Given problem:
Print the records below word for word, but leave out the pictures.

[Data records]
○ ○ ○ ○ ○ ○ ○

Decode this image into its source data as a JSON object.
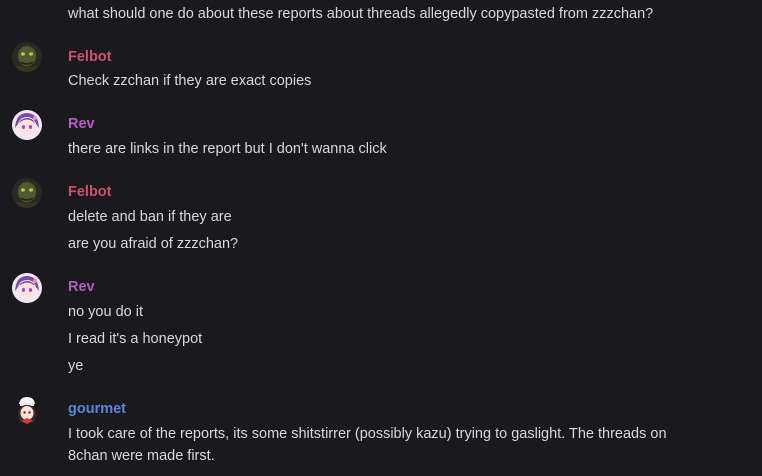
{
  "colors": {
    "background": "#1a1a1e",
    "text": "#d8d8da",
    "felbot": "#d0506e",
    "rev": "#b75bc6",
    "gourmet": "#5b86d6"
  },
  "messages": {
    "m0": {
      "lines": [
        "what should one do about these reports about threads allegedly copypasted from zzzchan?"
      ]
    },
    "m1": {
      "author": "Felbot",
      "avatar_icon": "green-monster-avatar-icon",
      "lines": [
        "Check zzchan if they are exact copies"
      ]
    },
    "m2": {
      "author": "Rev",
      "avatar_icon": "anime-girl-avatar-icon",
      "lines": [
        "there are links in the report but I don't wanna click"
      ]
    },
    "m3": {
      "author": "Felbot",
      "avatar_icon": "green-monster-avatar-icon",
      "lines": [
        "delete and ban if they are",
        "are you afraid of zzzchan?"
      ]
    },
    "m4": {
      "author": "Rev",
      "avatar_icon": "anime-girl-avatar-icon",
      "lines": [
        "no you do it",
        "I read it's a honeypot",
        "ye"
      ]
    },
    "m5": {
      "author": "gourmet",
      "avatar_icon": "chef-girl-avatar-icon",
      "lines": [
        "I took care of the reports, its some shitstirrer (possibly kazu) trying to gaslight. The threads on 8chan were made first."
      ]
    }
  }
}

○ ○ ○ ○ ○ ○ ○

Right answer:
Decode this image into its source data as a JSON object.
{
  "colors": {
    "background": "#1a1a1e",
    "text": "#d8d8da",
    "felbot": "#d0506e",
    "rev": "#b75bc6",
    "gourmet": "#5b86d6"
  },
  "messages": {
    "m0": {
      "lines": [
        "what should one do about these reports about threads allegedly copypasted from zzzchan?"
      ]
    },
    "m1": {
      "author": "Felbot",
      "avatar_icon": "green-monster-avatar-icon",
      "lines": [
        "Check zzchan if they are exact copies"
      ]
    },
    "m2": {
      "author": "Rev",
      "avatar_icon": "anime-girl-avatar-icon",
      "lines": [
        "there are links in the report but I don't wanna click"
      ]
    },
    "m3": {
      "author": "Felbot",
      "avatar_icon": "green-monster-avatar-icon",
      "lines": [
        "delete and ban if they are",
        "are you afraid of zzzchan?"
      ]
    },
    "m4": {
      "author": "Rev",
      "avatar_icon": "anime-girl-avatar-icon",
      "lines": [
        "no you do it",
        "I read it's a honeypot",
        "ye"
      ]
    },
    "m5": {
      "author": "gourmet",
      "avatar_icon": "chef-girl-avatar-icon",
      "lines": [
        "I took care of the reports, its some shitstirrer (possibly kazu) trying to gaslight. The threads on 8chan were made first."
      ]
    }
  }
}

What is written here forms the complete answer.